**Stated task**. Transcribe the listing word for word.
================
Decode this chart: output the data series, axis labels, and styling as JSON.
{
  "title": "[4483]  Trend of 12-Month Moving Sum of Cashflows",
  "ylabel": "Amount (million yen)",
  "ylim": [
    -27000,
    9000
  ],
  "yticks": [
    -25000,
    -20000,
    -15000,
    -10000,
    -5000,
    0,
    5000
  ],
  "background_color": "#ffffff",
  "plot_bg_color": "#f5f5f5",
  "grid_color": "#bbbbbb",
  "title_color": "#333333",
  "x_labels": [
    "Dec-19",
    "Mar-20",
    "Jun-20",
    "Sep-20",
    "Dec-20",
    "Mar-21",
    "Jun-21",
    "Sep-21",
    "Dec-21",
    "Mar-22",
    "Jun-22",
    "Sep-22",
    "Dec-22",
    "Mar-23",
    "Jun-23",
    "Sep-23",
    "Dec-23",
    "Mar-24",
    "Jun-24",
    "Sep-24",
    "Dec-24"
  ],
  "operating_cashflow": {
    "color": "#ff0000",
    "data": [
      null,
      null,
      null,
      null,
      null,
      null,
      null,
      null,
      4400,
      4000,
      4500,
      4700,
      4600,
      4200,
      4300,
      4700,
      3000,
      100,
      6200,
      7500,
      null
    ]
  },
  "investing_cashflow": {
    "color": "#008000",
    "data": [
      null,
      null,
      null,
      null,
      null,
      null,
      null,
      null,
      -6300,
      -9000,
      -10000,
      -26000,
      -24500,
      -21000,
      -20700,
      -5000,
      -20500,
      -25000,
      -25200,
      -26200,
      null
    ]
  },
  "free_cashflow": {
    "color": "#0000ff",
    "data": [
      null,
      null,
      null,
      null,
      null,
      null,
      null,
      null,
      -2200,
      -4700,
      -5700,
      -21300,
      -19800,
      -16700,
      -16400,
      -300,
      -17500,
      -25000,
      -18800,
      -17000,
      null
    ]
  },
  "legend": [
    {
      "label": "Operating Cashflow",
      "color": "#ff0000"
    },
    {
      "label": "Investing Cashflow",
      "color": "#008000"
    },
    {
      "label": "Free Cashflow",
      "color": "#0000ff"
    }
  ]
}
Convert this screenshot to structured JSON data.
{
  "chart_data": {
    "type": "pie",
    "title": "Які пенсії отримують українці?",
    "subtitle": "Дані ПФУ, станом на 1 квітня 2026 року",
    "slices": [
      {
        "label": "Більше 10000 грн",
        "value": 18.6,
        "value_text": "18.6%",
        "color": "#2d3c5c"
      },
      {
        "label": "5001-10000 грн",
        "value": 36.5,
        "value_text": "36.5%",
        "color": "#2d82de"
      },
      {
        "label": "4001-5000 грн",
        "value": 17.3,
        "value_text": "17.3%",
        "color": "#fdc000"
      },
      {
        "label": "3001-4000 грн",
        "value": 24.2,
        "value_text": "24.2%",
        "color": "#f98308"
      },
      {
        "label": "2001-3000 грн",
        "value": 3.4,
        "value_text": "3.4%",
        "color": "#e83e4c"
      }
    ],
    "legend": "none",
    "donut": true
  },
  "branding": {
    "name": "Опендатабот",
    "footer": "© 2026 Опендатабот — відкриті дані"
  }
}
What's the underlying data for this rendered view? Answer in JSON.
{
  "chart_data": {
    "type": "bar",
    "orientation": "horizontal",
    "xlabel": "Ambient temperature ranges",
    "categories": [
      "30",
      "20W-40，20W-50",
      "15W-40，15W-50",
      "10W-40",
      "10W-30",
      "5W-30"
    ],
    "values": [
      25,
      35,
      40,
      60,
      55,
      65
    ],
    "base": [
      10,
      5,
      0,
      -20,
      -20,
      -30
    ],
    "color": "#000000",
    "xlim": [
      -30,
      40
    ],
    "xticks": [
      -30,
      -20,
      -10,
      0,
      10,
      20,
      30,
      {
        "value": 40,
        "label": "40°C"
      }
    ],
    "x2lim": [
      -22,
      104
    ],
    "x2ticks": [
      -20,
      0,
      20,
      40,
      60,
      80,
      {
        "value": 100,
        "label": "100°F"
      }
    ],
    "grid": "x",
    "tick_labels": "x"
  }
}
================
**Response to this task**.
Decode this chart: output the data series, axis labels, and styling as JSON.
{
  "title": "[4483]  Trend of 12-Month Moving Sum of Cashflows",
  "ylabel": "Amount (million yen)",
  "ylim": [
    -27000,
    9000
  ],
  "yticks": [
    -25000,
    -20000,
    -15000,
    -10000,
    -5000,
    0,
    5000
  ],
  "background_color": "#ffffff",
  "plot_bg_color": "#f5f5f5",
  "grid_color": "#bbbbbb",
  "title_color": "#333333",
  "x_labels": [
    "Dec-19",
    "Mar-20",
    "Jun-20",
    "Sep-20",
    "Dec-20",
    "Mar-21",
    "Jun-21",
    "Sep-21",
    "Dec-21",
    "Mar-22",
    "Jun-22",
    "Sep-22",
    "Dec-22",
    "Mar-23",
    "Jun-23",
    "Sep-23",
    "Dec-23",
    "Mar-24",
    "Jun-24",
    "Sep-24",
    "Dec-24"
  ],
  "operating_cashflow": {
    "color": "#ff0000",
    "data": [
      null,
      null,
      null,
      null,
      null,
      null,
      null,
      null,
      4400,
      4000,
      4500,
      4700,
      4600,
      4200,
      4300,
      4700,
      3000,
      100,
      6200,
      7500,
      null
    ]
  },
  "investing_cashflow": {
    "color": "#008000",
    "data": [
      null,
      null,
      null,
      null,
      null,
      null,
      null,
      null,
      -6300,
      -9000,
      -10000,
      -26000,
      -24500,
      -21000,
      -20700,
      -5000,
      -20500,
      -25000,
      -25200,
      -26200,
      null
    ]
  },
  "free_cashflow": {
    "color": "#0000ff",
    "data": [
      null,
      null,
      null,
      null,
      null,
      null,
      null,
      null,
      -2200,
      -4700,
      -5700,
      -21300,
      -19800,
      -16700,
      -16400,
      -300,
      -17500,
      -25000,
      -18800,
      -17000,
      null
    ]
  },
  "legend": [
    {
      "label": "Operating Cashflow",
      "color": "#ff0000"
    },
    {
      "label": "Investing Cashflow",
      "color": "#008000"
    },
    {
      "label": "Free Cashflow",
      "color": "#0000ff"
    }
  ]
}
Convert this screenshot to structured JSON data.
{
  "chart_data": {
    "type": "pie",
    "title": "Які пенсії отримують українці?",
    "subtitle": "Дані ПФУ, станом на 1 квітня 2026 року",
    "slices": [
      {
        "label": "Більше 10000 грн",
        "value": 18.6,
        "value_text": "18.6%",
        "color": "#2d3c5c"
      },
      {
        "label": "5001-10000 грн",
        "value": 36.5,
        "value_text": "36.5%",
        "color": "#2d82de"
      },
      {
        "label": "4001-5000 грн",
        "value": 17.3,
        "value_text": "17.3%",
        "color": "#fdc000"
      },
      {
        "label": "3001-4000 грн",
        "value": 24.2,
        "value_text": "24.2%",
        "color": "#f98308"
      },
      {
        "label": "2001-3000 грн",
        "value": 3.4,
        "value_text": "3.4%",
        "color": "#e83e4c"
      }
    ],
    "legend": "none",
    "donut": true
  },
  "branding": {
    "name": "Опендатабот",
    "footer": "© 2026 Опендатабот — відкриті дані"
  }
}
What's the underlying data for this rendered view? Answer in JSON.
{
  "chart_data": {
    "type": "bar",
    "orientation": "horizontal",
    "xlabel": "Ambient temperature ranges",
    "categories": [
      "30",
      "20W-40，20W-50",
      "15W-40，15W-50",
      "10W-40",
      "10W-30",
      "5W-30"
    ],
    "values": [
      25,
      35,
      40,
      60,
      55,
      65
    ],
    "base": [
      10,
      5,
      0,
      -20,
      -20,
      -30
    ],
    "color": "#000000",
    "xlim": [
      -30,
      40
    ],
    "xticks": [
      -30,
      -20,
      -10,
      0,
      10,
      20,
      30,
      {
        "value": 40,
        "label": "40°C"
      }
    ],
    "x2lim": [
      -22,
      104
    ],
    "x2ticks": [
      -20,
      0,
      20,
      40,
      60,
      80,
      {
        "value": 100,
        "label": "100°F"
      }
    ],
    "grid": "x",
    "tick_labels": "x"
  }
}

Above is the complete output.